Copy, in full, each line of the material that holds the word "state".

[Figure record listings]
┄┄┄┄┄┄┄┄┄┄┄┄┄┄┄┄┄┄┄┄

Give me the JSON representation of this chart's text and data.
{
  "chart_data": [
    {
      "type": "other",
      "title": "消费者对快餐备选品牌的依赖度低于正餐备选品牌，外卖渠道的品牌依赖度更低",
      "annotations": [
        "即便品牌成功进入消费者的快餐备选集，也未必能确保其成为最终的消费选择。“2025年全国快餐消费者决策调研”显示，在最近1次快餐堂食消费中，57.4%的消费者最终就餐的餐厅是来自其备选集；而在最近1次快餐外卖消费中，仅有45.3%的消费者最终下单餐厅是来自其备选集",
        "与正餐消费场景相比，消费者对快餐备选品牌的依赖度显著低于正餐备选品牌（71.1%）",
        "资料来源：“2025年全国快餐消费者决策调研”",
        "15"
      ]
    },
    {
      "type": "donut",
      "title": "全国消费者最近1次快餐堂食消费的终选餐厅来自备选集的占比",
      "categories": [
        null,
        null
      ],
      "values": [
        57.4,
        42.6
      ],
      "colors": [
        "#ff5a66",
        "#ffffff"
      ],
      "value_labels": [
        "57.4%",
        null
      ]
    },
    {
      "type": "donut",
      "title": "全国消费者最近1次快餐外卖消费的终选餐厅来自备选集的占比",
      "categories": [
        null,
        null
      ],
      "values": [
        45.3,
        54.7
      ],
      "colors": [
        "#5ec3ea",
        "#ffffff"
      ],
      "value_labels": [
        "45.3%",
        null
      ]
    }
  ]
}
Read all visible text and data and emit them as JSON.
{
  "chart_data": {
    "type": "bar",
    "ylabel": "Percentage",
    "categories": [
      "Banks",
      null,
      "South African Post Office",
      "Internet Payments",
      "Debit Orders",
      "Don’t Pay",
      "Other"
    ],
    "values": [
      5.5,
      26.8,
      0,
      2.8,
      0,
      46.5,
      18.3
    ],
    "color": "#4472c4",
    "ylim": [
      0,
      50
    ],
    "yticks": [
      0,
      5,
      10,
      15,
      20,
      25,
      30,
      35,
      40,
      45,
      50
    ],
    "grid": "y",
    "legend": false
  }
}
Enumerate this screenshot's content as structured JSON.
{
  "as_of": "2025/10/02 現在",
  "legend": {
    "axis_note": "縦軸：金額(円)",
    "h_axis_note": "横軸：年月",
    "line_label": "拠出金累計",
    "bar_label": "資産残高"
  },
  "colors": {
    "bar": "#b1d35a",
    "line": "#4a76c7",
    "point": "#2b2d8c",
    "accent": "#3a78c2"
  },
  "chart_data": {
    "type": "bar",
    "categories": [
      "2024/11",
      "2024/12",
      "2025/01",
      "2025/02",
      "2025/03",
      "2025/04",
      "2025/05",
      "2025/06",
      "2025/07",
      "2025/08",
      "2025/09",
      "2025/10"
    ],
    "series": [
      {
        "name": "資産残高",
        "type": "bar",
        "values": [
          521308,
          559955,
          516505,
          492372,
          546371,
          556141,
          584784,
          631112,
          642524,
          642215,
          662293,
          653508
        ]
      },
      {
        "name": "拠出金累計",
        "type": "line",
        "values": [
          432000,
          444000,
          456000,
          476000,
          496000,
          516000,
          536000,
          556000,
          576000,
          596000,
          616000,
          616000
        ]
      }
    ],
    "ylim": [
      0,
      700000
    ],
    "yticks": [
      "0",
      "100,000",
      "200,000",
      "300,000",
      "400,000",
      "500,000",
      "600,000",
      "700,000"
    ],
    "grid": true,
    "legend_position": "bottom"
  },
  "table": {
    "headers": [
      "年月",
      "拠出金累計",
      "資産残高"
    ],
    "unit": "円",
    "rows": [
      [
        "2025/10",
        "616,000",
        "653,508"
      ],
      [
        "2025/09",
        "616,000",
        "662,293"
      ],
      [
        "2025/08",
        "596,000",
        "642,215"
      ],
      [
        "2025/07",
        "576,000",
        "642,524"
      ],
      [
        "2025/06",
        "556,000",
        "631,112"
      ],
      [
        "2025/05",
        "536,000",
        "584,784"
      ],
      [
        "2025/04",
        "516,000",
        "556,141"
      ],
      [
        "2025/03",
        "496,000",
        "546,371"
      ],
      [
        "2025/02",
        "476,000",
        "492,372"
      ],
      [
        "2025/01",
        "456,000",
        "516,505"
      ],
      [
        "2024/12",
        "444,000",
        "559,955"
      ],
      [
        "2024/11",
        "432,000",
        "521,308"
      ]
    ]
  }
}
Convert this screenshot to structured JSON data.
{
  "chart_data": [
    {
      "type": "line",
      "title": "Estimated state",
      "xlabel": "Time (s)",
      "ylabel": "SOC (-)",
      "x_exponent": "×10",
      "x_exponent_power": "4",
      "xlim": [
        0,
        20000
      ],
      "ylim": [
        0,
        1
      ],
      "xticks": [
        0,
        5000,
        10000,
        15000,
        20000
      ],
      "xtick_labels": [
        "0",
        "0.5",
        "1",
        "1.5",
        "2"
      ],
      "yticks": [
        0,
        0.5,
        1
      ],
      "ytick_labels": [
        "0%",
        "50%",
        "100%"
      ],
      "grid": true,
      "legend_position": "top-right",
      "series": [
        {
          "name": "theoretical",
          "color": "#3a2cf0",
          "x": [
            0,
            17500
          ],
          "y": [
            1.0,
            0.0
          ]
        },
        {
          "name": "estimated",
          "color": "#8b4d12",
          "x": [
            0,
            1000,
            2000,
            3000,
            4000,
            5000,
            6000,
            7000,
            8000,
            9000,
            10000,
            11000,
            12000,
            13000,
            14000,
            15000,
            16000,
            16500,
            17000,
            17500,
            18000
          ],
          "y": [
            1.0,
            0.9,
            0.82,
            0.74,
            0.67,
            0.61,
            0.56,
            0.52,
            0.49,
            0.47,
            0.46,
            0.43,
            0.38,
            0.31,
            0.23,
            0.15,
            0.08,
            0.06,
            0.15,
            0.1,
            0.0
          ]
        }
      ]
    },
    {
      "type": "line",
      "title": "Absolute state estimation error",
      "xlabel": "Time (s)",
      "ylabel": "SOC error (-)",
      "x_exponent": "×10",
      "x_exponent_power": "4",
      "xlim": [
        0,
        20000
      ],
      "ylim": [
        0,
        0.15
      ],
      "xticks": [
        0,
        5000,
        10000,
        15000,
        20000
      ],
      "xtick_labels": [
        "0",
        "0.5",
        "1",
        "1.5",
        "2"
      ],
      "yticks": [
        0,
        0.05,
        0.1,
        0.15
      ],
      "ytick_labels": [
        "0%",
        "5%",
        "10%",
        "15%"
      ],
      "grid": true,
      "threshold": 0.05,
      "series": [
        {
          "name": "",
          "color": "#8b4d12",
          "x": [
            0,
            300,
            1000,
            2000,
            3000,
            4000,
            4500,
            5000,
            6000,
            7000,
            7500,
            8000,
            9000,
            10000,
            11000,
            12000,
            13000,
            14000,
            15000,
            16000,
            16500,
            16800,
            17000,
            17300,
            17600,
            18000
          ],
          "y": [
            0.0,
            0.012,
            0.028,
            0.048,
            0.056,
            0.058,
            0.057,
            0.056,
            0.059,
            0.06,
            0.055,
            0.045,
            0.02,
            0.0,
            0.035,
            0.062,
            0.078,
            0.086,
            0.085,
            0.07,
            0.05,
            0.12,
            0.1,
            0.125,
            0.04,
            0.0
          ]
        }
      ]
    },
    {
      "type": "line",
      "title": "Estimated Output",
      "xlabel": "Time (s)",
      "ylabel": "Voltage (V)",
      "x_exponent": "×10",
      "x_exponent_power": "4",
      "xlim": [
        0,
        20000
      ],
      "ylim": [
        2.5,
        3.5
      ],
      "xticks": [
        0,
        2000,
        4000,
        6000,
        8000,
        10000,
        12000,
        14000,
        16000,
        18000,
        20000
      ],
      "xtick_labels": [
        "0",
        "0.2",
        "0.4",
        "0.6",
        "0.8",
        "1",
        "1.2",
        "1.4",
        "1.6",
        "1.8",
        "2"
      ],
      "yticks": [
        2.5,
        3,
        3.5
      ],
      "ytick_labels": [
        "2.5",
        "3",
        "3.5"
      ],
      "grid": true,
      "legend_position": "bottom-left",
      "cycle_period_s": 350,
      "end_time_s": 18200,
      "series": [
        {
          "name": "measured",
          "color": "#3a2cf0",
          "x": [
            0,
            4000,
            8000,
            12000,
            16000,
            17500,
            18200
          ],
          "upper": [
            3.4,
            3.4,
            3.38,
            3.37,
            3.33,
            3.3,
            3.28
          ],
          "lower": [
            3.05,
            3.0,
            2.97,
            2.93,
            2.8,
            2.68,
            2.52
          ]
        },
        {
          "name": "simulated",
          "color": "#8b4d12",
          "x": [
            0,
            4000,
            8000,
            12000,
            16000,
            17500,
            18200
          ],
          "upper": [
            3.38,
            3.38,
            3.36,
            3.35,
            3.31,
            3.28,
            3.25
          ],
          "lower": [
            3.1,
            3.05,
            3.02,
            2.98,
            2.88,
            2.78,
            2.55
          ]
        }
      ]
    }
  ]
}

┄┄┄┄┄┄┄┄┄┄┄┄┄┄┄┄┄┄┄┄

> [Reply to the exercise]
      "title": "Estimated state",
      "title": "Absolute state estimation error",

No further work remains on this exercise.